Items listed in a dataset
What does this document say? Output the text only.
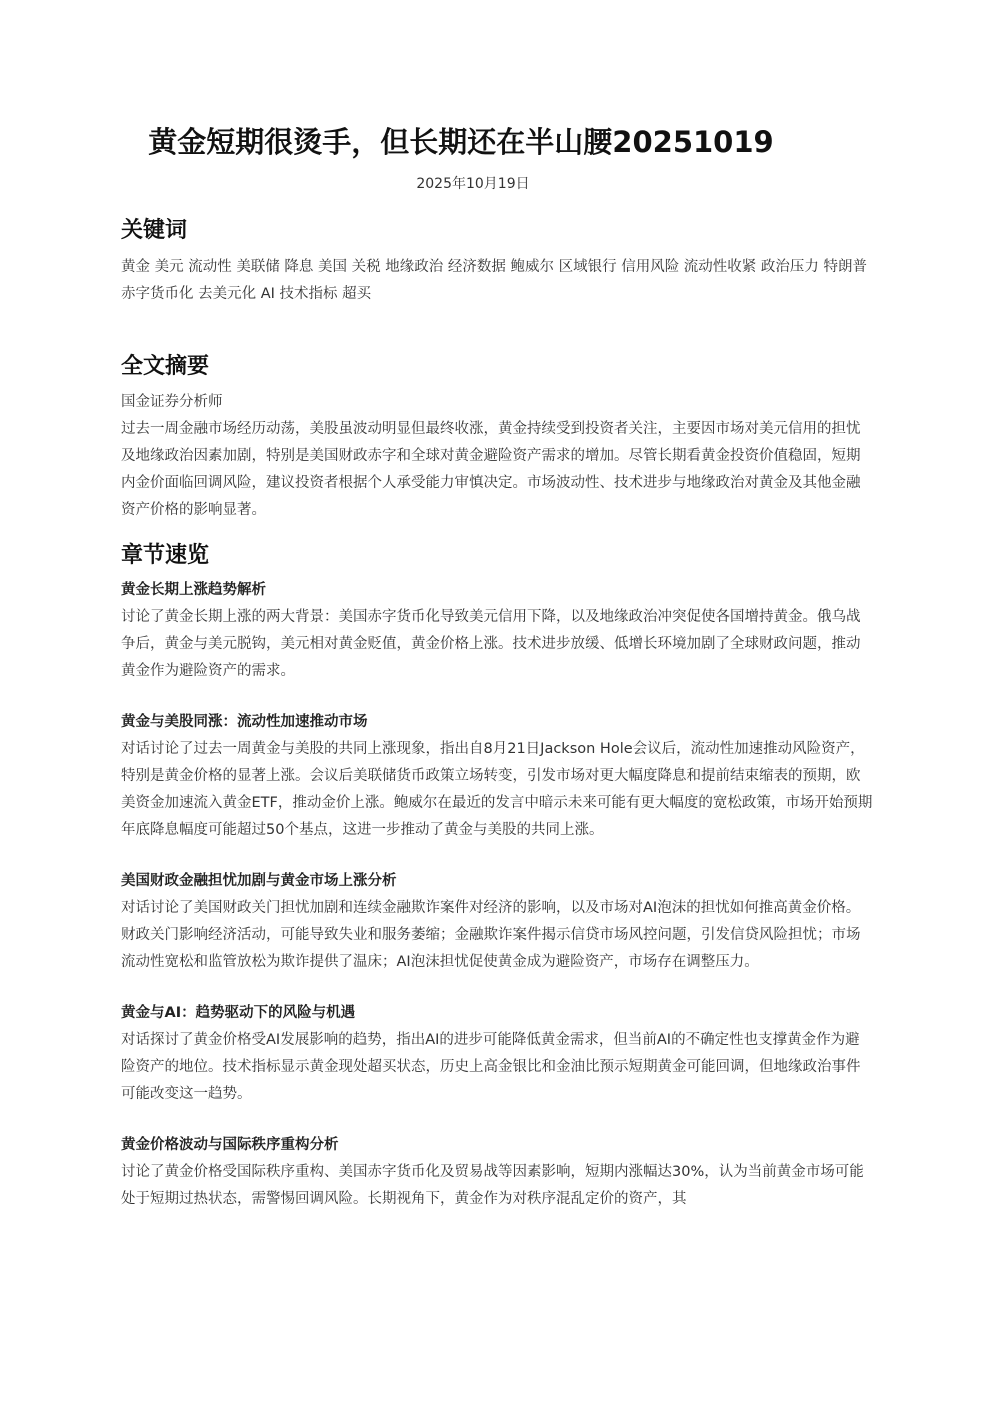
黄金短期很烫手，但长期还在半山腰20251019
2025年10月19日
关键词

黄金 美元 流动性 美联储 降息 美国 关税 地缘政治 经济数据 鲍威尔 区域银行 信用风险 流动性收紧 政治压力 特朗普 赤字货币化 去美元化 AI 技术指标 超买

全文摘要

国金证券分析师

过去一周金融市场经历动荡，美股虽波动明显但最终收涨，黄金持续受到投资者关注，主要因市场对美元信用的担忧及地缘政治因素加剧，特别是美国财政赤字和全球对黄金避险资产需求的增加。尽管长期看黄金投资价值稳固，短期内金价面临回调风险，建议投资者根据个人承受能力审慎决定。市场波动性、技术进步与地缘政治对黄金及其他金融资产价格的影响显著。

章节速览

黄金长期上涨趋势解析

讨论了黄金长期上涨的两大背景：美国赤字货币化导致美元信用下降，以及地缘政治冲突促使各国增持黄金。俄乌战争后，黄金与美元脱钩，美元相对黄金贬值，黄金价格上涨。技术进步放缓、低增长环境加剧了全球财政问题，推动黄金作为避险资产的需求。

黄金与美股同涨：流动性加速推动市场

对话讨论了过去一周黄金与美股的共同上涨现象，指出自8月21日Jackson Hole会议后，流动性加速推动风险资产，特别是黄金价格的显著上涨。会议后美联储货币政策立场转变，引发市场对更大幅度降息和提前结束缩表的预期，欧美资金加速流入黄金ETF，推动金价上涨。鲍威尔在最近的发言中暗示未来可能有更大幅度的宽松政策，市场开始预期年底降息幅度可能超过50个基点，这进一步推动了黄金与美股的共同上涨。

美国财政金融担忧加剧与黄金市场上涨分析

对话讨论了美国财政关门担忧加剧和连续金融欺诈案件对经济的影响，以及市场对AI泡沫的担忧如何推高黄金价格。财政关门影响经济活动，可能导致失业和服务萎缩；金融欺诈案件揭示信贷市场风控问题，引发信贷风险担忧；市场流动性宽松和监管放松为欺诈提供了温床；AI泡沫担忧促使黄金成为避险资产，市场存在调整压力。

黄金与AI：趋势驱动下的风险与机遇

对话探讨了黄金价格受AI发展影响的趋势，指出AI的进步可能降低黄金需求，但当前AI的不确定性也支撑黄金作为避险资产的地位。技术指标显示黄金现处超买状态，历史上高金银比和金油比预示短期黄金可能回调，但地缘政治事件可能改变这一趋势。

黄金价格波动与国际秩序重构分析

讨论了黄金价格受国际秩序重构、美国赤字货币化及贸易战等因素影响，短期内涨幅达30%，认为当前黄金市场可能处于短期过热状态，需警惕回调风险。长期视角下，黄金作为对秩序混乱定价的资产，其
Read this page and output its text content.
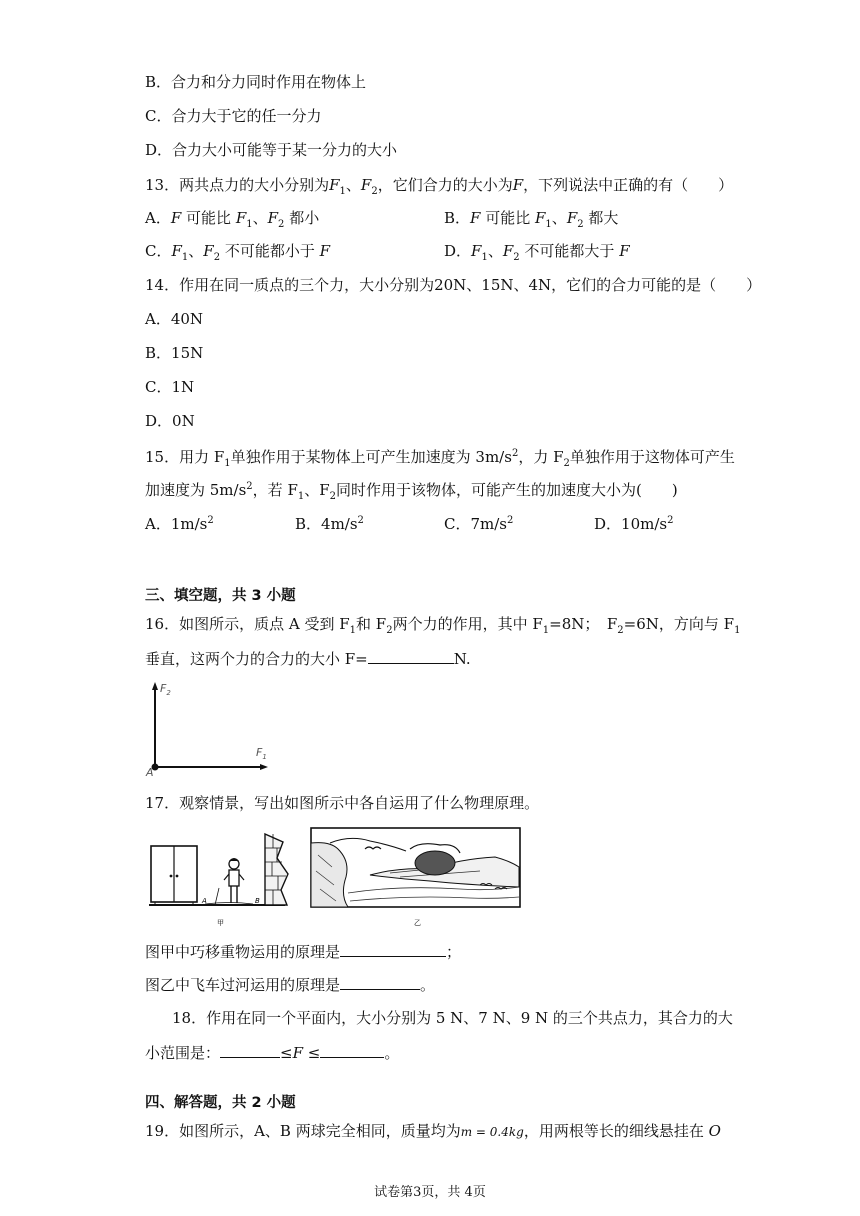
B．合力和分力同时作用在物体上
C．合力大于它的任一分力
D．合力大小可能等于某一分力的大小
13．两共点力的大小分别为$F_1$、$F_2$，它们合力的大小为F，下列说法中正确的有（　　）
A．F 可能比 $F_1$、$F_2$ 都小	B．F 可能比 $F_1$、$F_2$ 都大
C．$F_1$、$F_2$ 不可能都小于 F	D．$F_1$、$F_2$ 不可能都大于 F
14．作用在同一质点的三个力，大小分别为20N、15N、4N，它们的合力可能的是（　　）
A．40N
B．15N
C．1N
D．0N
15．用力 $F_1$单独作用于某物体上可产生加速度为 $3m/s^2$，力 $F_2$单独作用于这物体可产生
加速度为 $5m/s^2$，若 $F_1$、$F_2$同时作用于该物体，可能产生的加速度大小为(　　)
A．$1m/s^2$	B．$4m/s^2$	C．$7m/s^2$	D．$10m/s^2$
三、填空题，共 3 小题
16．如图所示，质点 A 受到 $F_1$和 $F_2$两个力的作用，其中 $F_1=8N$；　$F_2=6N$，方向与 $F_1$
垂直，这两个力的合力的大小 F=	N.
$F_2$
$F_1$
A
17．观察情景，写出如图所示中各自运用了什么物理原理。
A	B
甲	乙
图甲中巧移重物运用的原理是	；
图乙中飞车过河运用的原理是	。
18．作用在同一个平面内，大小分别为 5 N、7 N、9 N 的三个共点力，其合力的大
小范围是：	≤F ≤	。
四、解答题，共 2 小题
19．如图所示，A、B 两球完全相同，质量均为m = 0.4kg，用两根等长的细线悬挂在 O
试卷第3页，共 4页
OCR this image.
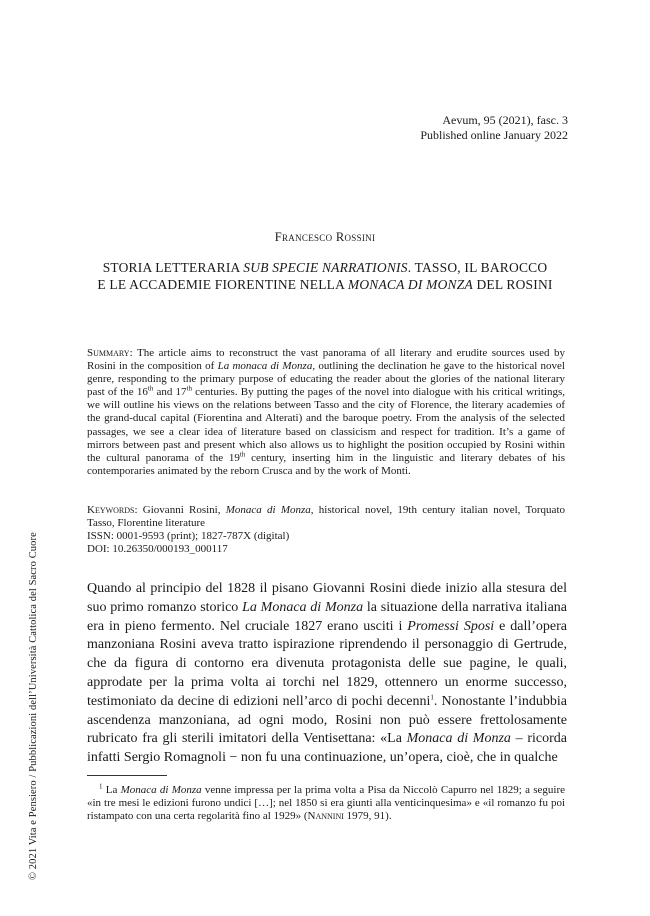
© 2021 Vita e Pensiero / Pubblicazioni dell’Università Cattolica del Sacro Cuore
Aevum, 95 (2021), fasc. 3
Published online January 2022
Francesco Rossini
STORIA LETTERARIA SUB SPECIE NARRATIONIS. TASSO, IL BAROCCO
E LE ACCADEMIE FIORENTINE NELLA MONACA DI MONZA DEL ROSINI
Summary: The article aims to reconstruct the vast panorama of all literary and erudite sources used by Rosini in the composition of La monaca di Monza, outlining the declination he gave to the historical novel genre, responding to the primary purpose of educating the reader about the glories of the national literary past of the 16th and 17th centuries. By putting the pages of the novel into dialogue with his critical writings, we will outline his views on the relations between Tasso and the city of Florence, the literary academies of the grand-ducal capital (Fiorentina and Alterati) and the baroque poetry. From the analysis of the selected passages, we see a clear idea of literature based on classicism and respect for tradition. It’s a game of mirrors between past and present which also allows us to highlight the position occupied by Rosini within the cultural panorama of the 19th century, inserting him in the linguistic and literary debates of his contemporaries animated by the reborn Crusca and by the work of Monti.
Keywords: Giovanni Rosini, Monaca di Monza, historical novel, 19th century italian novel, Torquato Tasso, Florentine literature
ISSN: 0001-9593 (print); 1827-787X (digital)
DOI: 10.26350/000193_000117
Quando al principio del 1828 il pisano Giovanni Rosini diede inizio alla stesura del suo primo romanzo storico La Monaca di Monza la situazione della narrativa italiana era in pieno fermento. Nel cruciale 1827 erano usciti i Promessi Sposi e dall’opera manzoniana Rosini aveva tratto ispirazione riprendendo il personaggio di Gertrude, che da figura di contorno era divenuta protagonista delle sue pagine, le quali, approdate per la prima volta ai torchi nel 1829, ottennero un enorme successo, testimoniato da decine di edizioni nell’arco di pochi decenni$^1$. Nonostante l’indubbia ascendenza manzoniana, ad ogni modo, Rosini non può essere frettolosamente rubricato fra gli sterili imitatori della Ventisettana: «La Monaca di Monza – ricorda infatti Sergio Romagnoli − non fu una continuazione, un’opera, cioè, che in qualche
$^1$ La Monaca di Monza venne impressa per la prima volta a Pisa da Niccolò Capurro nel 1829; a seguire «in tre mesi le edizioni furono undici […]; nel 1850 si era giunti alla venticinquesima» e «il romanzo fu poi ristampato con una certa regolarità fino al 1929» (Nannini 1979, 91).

YOUR INSTRUCTIONS – All of the material above is to be copied exactly, except for its images.

CORRECT RESULT –
What does this document say? Output the text only.
黄金短期很烫手，但长期还在半山腰20251019
2025年10月19日
关键词

黄金 美元 流动性 美联储 降息 美国 关税 地缘政治 经济数据 鲍威尔 区域银行 信用风险 流动性收紧 政治压力 特朗普 赤字货币化 去美元化 AI 技术指标 超买

全文摘要

国金证券分析师

过去一周金融市场经历动荡，美股虽波动明显但最终收涨，黄金持续受到投资者关注，主要因市场对美元信用的担忧及地缘政治因素加剧，特别是美国财政赤字和全球对黄金避险资产需求的增加。尽管长期看黄金投资价值稳固，短期内金价面临回调风险，建议投资者根据个人承受能力审慎决定。市场波动性、技术进步与地缘政治对黄金及其他金融资产价格的影响显著。

章节速览

黄金长期上涨趋势解析

讨论了黄金长期上涨的两大背景：美国赤字货币化导致美元信用下降，以及地缘政治冲突促使各国增持黄金。俄乌战争后，黄金与美元脱钩，美元相对黄金贬值，黄金价格上涨。技术进步放缓、低增长环境加剧了全球财政问题，推动黄金作为避险资产的需求。

黄金与美股同涨：流动性加速推动市场

对话讨论了过去一周黄金与美股的共同上涨现象，指出自8月21日Jackson Hole会议后，流动性加速推动风险资产，特别是黄金价格的显著上涨。会议后美联储货币政策立场转变，引发市场对更大幅度降息和提前结束缩表的预期，欧美资金加速流入黄金ETF，推动金价上涨。鲍威尔在最近的发言中暗示未来可能有更大幅度的宽松政策，市场开始预期年底降息幅度可能超过50个基点，这进一步推动了黄金与美股的共同上涨。

美国财政金融担忧加剧与黄金市场上涨分析

对话讨论了美国财政关门担忧加剧和连续金融欺诈案件对经济的影响，以及市场对AI泡沫的担忧如何推高黄金价格。财政关门影响经济活动，可能导致失业和服务萎缩；金融欺诈案件揭示信贷市场风控问题，引发信贷风险担忧；市场流动性宽松和监管放松为欺诈提供了温床；AI泡沫担忧促使黄金成为避险资产，市场存在调整压力。

黄金与AI：趋势驱动下的风险与机遇

对话探讨了黄金价格受AI发展影响的趋势，指出AI的进步可能降低黄金需求，但当前AI的不确定性也支撑黄金作为避险资产的地位。技术指标显示黄金现处超买状态，历史上高金银比和金油比预示短期黄金可能回调，但地缘政治事件可能改变这一趋势。

黄金价格波动与国际秩序重构分析

讨论了黄金价格受国际秩序重构、美国赤字货币化及贸易战等因素影响，短期内涨幅达30%，认为当前黄金市场可能处于短期过热状态，需警惕回调风险。长期视角下，黄金作为对秩序混乱定价的资产，其
Read this page and output its text content.
B．合力和分力同时作用在物体上
C．合力大于它的任一分力
D．合力大小可能等于某一分力的大小
13．两共点力的大小分别为$F_1$、$F_2$，它们合力的大小为F，下列说法中正确的有（　　）
A．F 可能比 $F_1$、$F_2$ 都小	B．F 可能比 $F_1$、$F_2$ 都大
C．$F_1$、$F_2$ 不可能都小于 F	D．$F_1$、$F_2$ 不可能都大于 F
14．作用在同一质点的三个力，大小分别为20N、15N、4N，它们的合力可能的是（　　）
A．40N
B．15N
C．1N
D．0N
15．用力 $F_1$单独作用于某物体上可产生加速度为 $3m/s^2$，力 $F_2$单独作用于这物体可产生
加速度为 $5m/s^2$，若 $F_1$、$F_2$同时作用于该物体，可能产生的加速度大小为(　　)
A．$1m/s^2$	B．$4m/s^2$	C．$7m/s^2$	D．$10m/s^2$
三、填空题，共 3 小题
16．如图所示，质点 A 受到 $F_1$和 $F_2$两个力的作用，其中 $F_1=8N$；　$F_2=6N$，方向与 $F_1$
垂直，这两个力的合力的大小 F=	N.
$F_2$
$F_1$
A
17．观察情景，写出如图所示中各自运用了什么物理原理。
A	B
甲	乙
图甲中巧移重物运用的原理是	；
图乙中飞车过河运用的原理是	。
18．作用在同一个平面内，大小分别为 5 N、7 N、9 N 的三个共点力，其合力的大
小范围是：	≤F ≤	。
四、解答题，共 2 小题
19．如图所示，A、B 两球完全相同，质量均为m = 0.4kg，用两根等长的细线悬挂在 O
试卷第3页，共 4页
OCR this image.
© 2021 Vita e Pensiero / Pubblicazioni dell’Università Cattolica del Sacro Cuore
Aevum, 95 (2021), fasc. 3
Published online January 2022
Francesco Rossini
STORIA LETTERARIA SUB SPECIE NARRATIONIS. TASSO, IL BAROCCO
E LE ACCADEMIE FIORENTINE NELLA MONACA DI MONZA DEL ROSINI
Summary: The article aims to reconstruct the vast panorama of all literary and erudite sources used by Rosini in the composition of La monaca di Monza, outlining the declination he gave to the historical novel genre, responding to the primary purpose of educating the reader about the glories of the national literary past of the 16th and 17th centuries. By putting the pages of the novel into dialogue with his critical writings, we will outline his views on the relations between Tasso and the city of Florence, the literary academies of the grand-ducal capital (Fiorentina and Alterati) and the baroque poetry. From the analysis of the selected passages, we see a clear idea of literature based on classicism and respect for tradition. It’s a game of mirrors between past and present which also allows us to highlight the position occupied by Rosini within the cultural panorama of the 19th century, inserting him in the linguistic and literary debates of his contemporaries animated by the reborn Crusca and by the work of Monti.
Keywords: Giovanni Rosini, Monaca di Monza, historical novel, 19th century italian novel, Torquato Tasso, Florentine literature
ISSN: 0001-9593 (print); 1827-787X (digital)
DOI: 10.26350/000193_000117
Quando al principio del 1828 il pisano Giovanni Rosini diede inizio alla stesura del suo primo romanzo storico La Monaca di Monza la situazione della narrativa italiana era in pieno fermento. Nel cruciale 1827 erano usciti i Promessi Sposi e dall’opera manzoniana Rosini aveva tratto ispirazione riprendendo il personaggio di Gertrude, che da figura di contorno era divenuta protagonista delle sue pagine, le quali, approdate per la prima volta ai torchi nel 1829, ottennero un enorme successo, testimoniato da decine di edizioni nell’arco di pochi decenni$^1$. Nonostante l’indubbia ascendenza manzoniana, ad ogni modo, Rosini non può essere frettolosamente rubricato fra gli sterili imitatori della Ventisettana: «La Monaca di Monza – ricorda infatti Sergio Romagnoli − non fu una continuazione, un’opera, cioè, che in qualche
$^1$ La Monaca di Monza venne impressa per la prima volta a Pisa da Niccolò Capurro nel 1829; a seguire «in tre mesi le edizioni furono undici […]; nel 1850 si era giunti alla venticinquesima» e «il romanzo fu poi ristampato con una certa regolarità fino al 1929» (Nannini 1979, 91).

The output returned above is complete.